Given records>
>> Begin

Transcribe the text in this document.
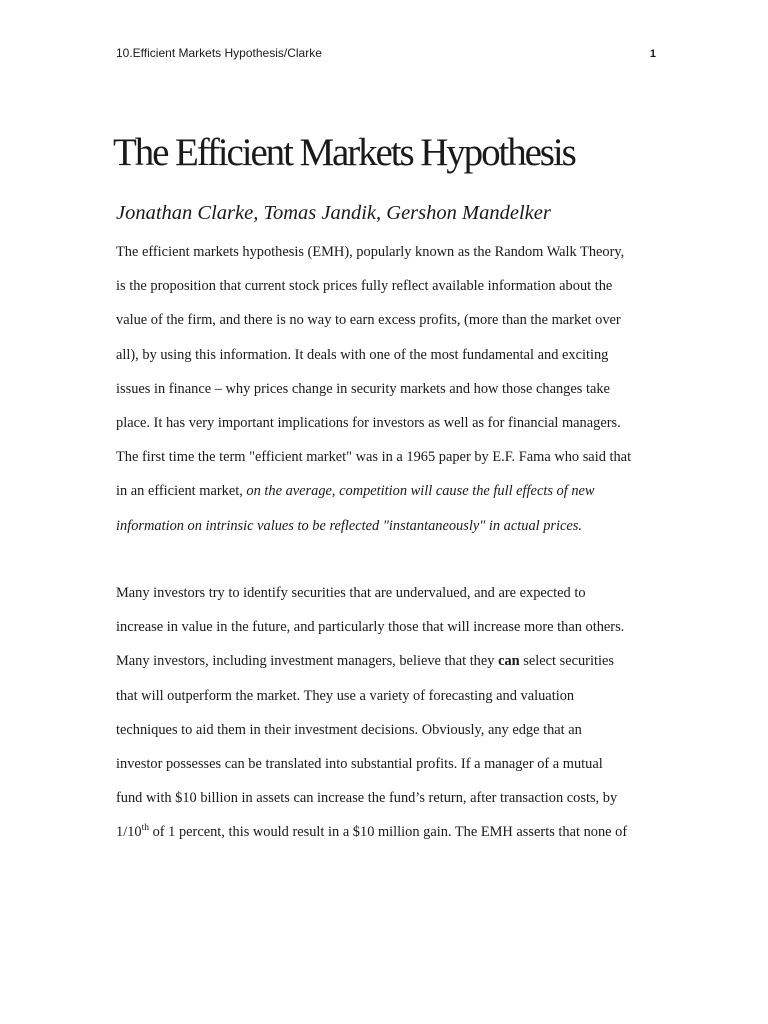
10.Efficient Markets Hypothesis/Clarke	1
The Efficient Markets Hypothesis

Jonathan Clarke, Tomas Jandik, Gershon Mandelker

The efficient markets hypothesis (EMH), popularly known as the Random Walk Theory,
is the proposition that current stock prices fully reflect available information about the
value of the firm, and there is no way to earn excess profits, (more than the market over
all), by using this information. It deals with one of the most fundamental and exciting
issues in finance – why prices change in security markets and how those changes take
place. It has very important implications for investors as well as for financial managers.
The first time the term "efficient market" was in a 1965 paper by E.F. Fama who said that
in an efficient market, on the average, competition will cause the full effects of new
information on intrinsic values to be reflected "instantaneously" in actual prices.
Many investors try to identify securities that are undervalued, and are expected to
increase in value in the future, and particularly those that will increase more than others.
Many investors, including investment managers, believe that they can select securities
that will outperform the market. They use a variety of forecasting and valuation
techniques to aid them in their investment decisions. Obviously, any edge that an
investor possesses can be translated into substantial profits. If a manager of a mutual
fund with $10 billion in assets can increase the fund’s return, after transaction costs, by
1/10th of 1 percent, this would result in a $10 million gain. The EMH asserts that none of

>> End
>> Begin

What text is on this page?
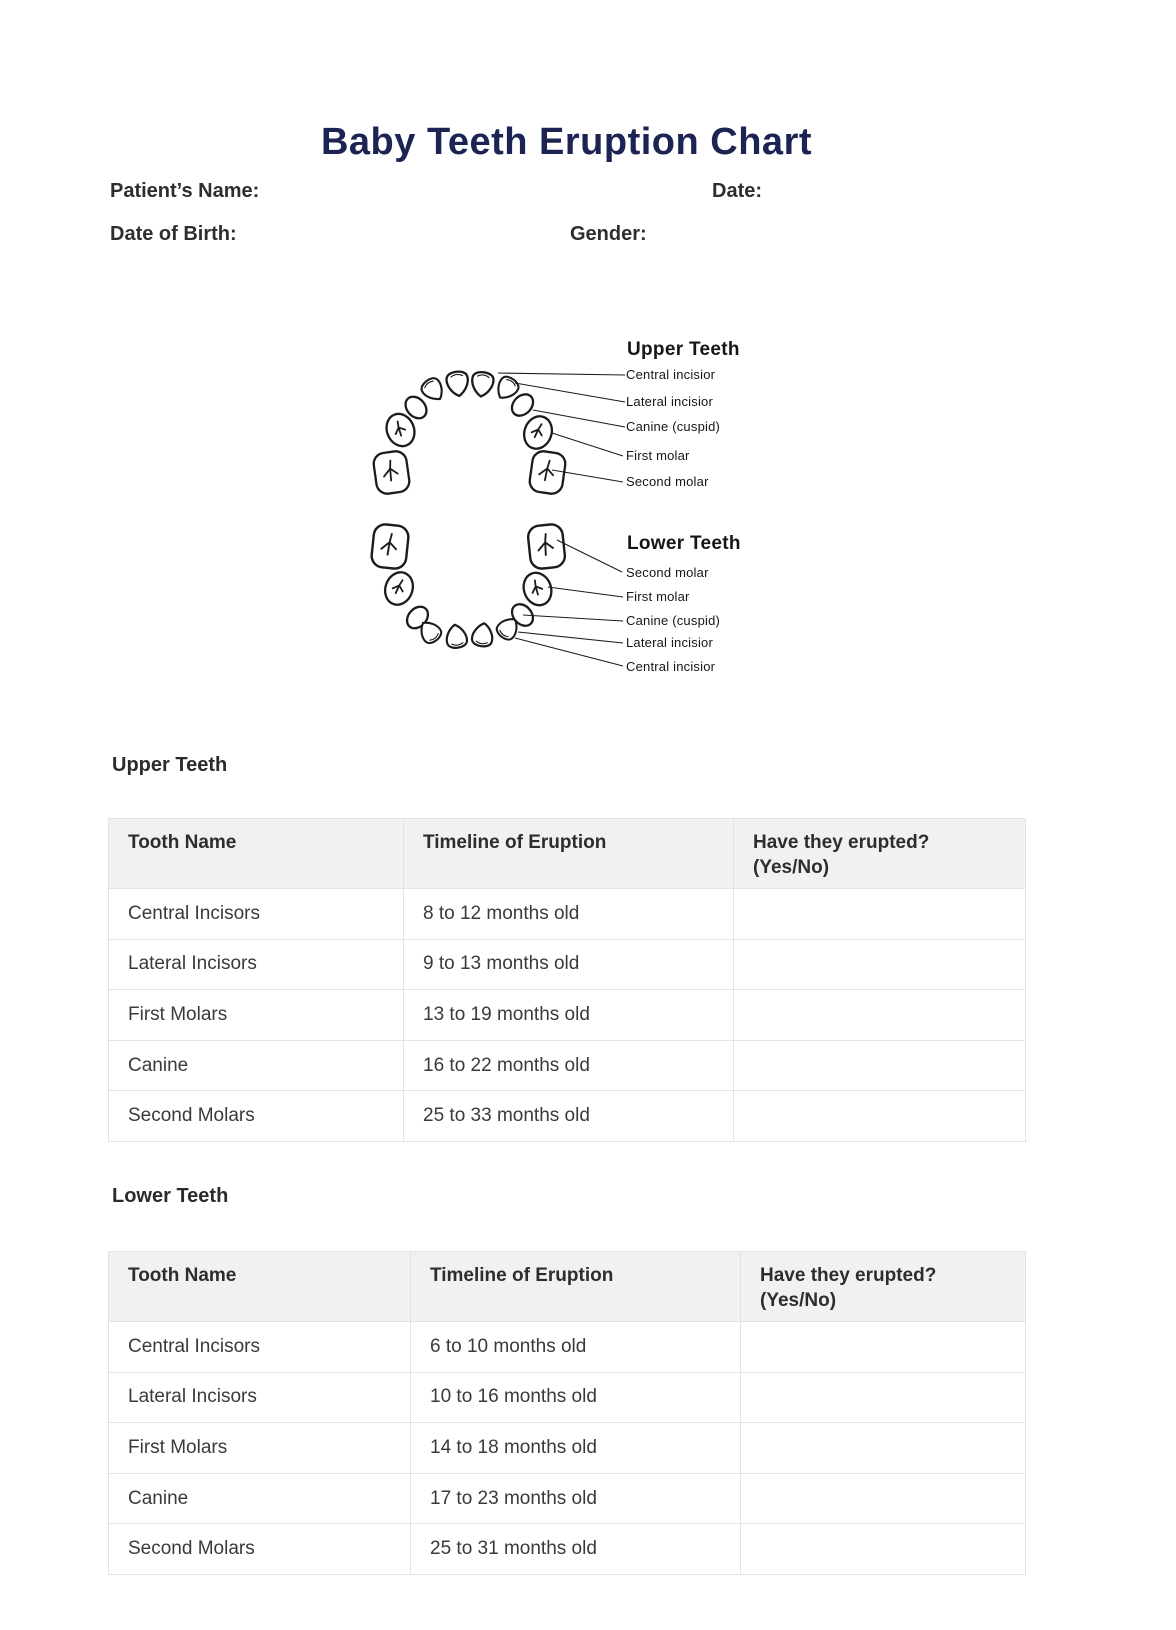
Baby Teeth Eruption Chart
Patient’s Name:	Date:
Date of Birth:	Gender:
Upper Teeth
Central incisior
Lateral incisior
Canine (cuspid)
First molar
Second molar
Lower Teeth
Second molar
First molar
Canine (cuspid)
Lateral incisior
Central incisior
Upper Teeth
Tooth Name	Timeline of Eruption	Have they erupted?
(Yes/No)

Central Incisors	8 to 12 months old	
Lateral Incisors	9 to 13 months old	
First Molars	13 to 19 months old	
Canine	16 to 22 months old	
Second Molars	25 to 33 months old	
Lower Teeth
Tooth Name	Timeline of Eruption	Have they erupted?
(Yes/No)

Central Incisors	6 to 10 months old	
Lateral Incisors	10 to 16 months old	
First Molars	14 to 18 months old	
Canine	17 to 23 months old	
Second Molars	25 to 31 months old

>> End

What you should do> Show every line from the listing above in which the string "profits" appears.

Task result>
value of the firm, and there is no way to earn excess profits, (more than the market over
investor possesses can be translated into substantial profits. If a manager of a mutual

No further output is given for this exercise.